→ Instructions for the task: Every line of the data that contains the string "devam" must be copied.

--- START Data excerpts ---

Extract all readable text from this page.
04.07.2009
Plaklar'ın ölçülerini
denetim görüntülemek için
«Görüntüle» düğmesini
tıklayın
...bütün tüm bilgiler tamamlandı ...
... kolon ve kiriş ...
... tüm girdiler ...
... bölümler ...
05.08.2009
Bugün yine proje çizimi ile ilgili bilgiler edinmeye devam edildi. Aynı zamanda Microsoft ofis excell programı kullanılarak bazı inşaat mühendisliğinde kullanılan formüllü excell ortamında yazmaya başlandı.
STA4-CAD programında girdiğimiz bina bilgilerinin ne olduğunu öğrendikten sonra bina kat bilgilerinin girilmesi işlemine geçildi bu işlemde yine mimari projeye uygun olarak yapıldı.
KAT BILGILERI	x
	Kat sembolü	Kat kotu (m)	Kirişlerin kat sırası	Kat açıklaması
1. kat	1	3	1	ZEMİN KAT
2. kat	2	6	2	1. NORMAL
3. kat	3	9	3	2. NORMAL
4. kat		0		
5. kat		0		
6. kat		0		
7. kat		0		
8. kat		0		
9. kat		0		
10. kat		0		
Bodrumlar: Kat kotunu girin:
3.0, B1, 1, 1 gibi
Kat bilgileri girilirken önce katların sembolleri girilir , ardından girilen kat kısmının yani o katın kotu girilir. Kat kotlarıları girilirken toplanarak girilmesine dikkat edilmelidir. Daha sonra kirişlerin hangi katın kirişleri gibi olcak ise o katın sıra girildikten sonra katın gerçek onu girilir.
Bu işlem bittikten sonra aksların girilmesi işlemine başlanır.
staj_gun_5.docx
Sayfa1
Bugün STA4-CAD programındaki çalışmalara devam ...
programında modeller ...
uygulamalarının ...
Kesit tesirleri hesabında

--- END Data excerpts ---
--- START Data excerpts ---

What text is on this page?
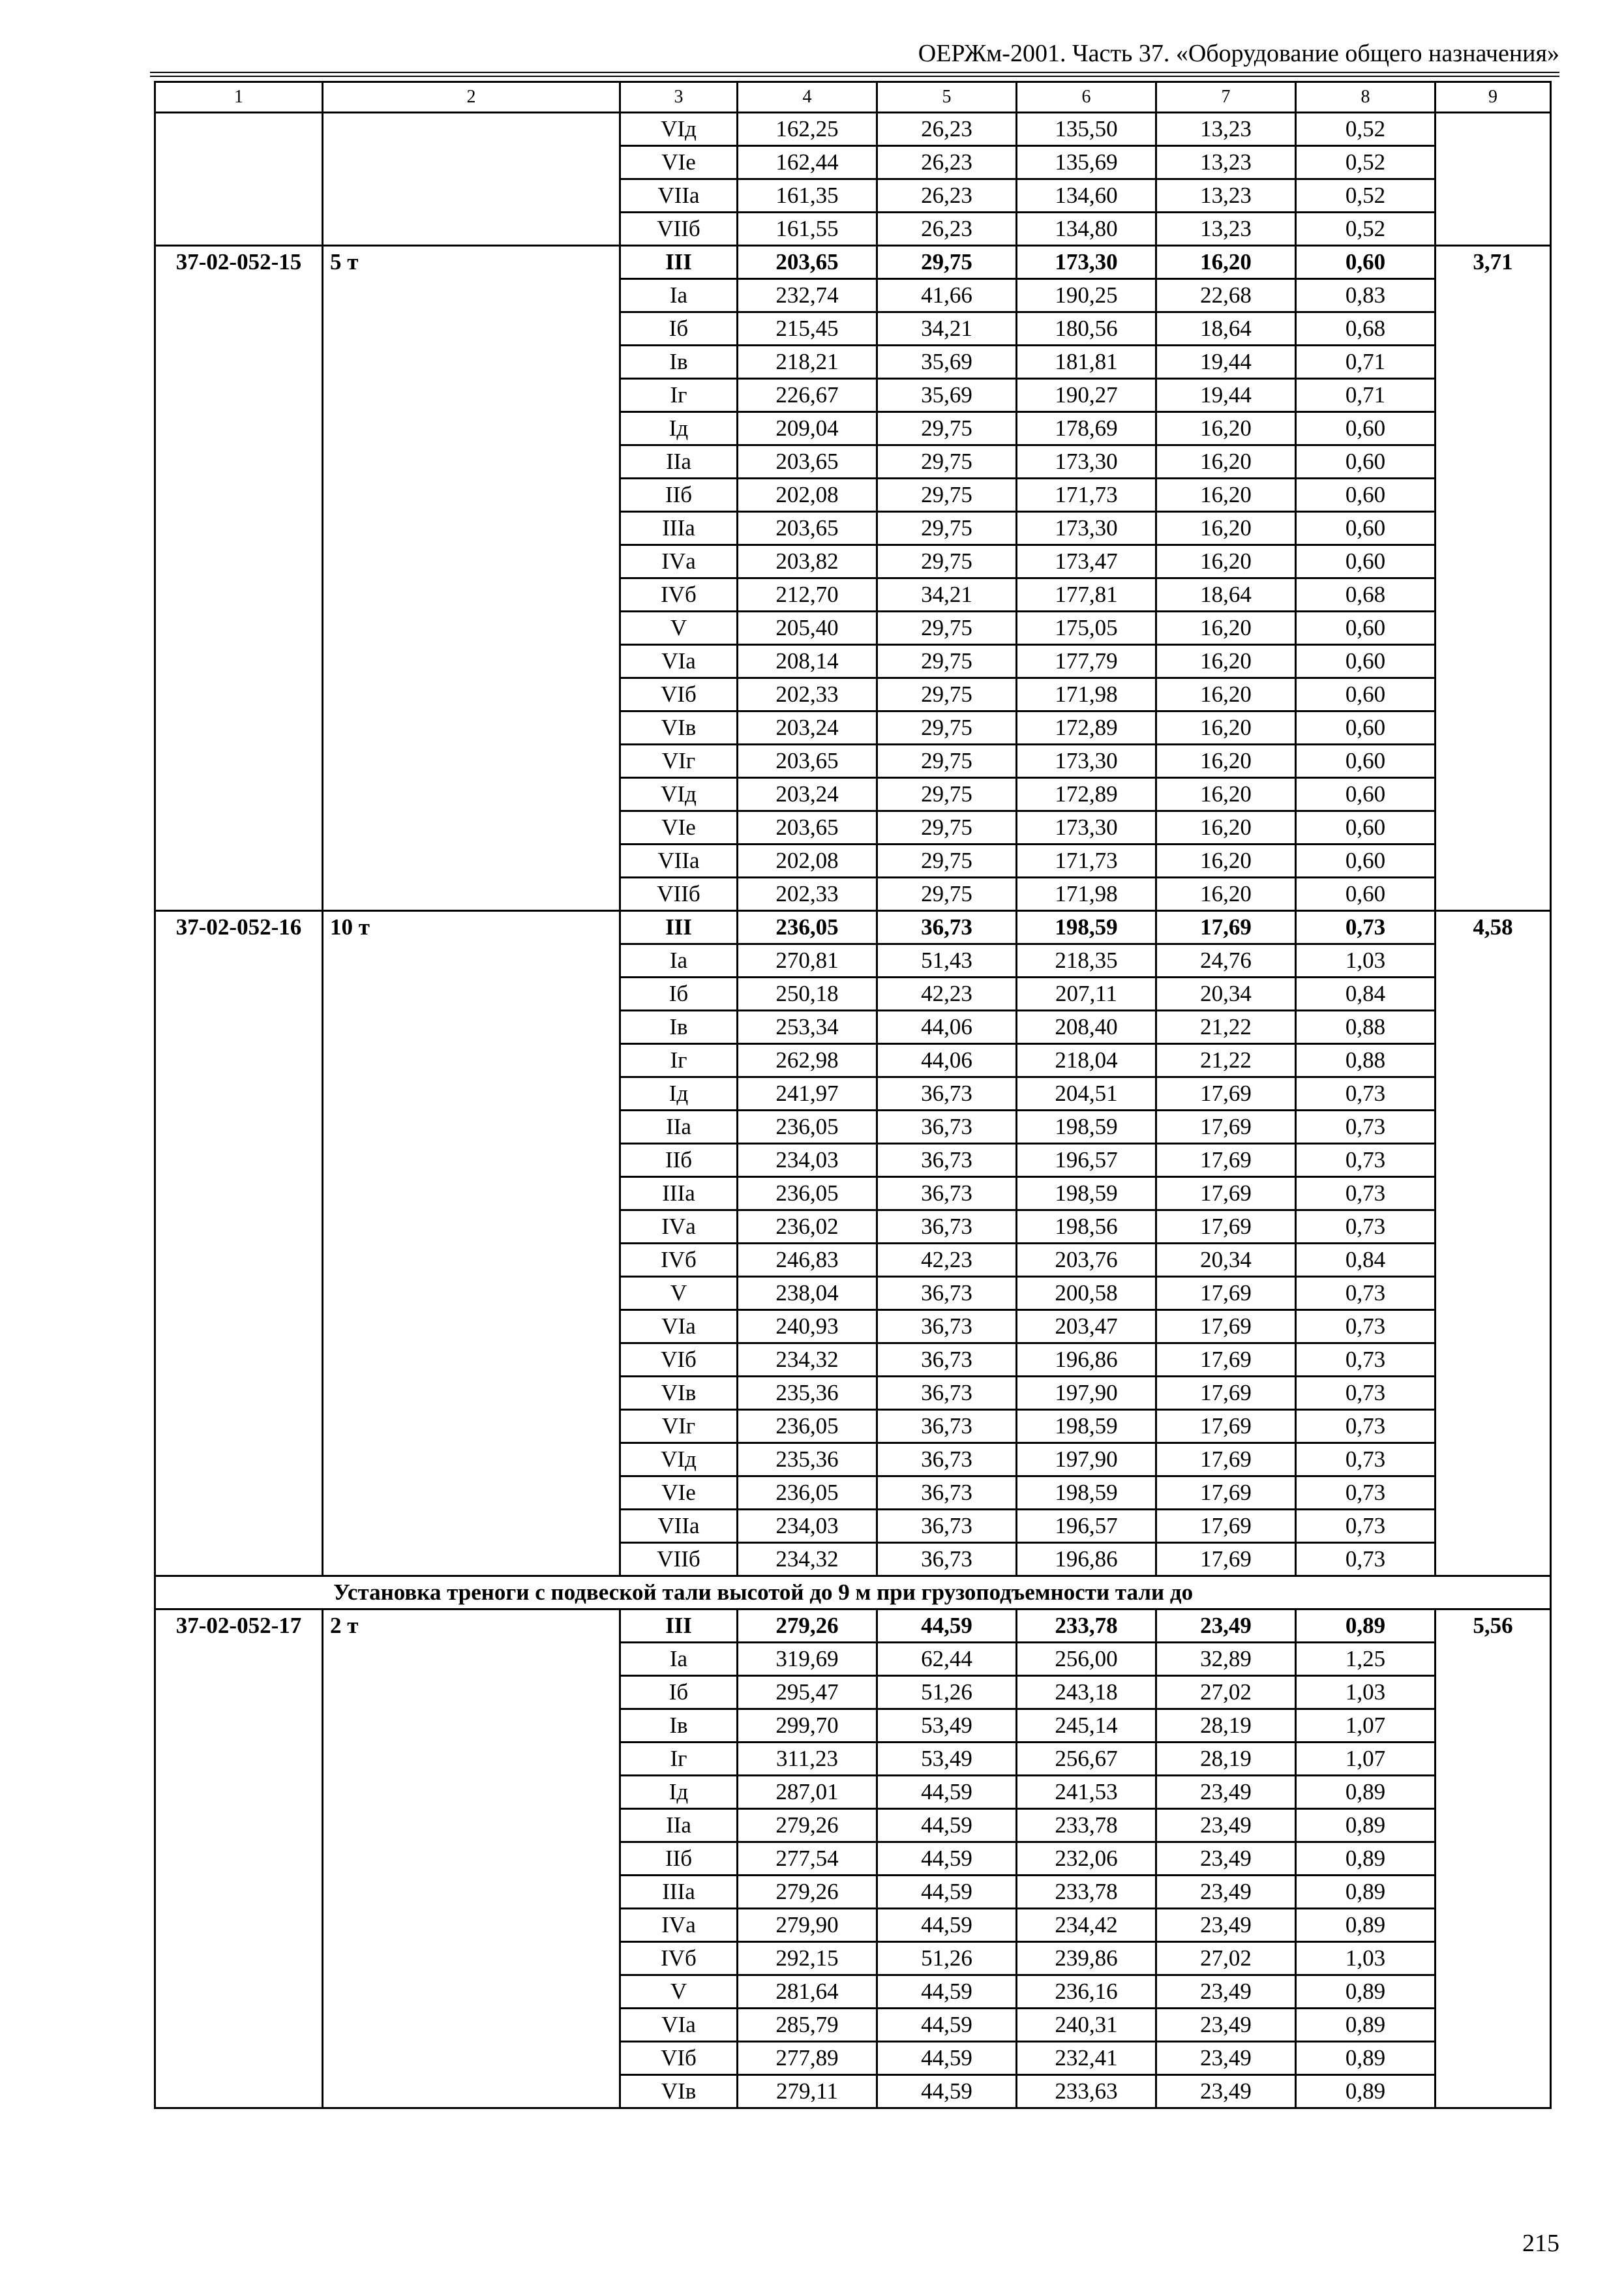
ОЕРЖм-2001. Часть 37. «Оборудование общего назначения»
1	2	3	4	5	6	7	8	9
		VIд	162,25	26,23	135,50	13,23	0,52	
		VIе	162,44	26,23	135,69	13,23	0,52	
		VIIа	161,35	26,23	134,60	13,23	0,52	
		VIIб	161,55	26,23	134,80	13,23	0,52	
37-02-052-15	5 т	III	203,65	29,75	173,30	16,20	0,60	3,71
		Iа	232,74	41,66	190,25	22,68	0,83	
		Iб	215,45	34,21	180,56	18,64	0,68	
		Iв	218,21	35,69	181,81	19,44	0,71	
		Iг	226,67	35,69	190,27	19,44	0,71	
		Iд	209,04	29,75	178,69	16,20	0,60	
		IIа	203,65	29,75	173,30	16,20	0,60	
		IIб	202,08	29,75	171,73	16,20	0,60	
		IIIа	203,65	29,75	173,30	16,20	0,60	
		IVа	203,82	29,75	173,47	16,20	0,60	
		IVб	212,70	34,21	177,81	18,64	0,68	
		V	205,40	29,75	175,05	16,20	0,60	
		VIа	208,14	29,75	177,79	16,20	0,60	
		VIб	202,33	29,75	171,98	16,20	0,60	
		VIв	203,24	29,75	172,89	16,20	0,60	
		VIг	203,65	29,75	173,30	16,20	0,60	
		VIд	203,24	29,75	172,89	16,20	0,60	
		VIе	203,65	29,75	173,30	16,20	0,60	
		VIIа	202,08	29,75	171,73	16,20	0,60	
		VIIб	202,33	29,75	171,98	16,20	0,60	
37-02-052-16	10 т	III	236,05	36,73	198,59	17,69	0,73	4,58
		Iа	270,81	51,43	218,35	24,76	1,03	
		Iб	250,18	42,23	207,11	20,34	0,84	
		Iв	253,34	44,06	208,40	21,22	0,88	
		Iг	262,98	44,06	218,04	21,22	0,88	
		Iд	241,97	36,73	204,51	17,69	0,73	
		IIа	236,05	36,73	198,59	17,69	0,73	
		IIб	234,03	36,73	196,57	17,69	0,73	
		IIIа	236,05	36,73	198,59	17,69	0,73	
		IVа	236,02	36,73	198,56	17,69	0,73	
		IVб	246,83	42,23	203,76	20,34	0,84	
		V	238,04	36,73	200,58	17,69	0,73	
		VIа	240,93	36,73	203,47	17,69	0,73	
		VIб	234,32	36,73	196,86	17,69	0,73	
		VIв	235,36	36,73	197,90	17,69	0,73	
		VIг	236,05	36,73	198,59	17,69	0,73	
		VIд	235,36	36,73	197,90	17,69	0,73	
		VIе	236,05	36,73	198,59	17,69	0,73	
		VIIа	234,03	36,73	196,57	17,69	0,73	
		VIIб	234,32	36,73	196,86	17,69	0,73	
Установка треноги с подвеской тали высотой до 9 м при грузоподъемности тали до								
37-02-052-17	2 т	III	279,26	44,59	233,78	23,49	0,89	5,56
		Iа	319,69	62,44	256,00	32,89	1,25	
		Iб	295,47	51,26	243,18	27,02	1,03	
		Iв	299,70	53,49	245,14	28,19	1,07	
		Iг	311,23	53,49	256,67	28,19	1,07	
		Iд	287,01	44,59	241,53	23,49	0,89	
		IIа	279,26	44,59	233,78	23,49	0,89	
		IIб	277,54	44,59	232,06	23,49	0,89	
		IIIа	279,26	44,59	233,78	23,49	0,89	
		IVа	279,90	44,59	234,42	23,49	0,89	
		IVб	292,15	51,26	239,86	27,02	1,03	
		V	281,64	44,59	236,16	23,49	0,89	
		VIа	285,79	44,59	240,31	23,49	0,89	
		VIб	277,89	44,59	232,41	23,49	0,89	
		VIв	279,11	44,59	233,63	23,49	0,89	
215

--- END Data excerpts ---

→ Solution for this exercise:
Bugün yine proje çizimi ile ilgili bilgiler edinmeye devam edildi. Aynı zamanda Microsoft ofis excell programı kullanılarak bazı inşaat mühendisliğinde kullanılan formüllü excell ortamında yazmaya başlandı.
Bugün STA4-CAD programındaki çalışmalara devam ...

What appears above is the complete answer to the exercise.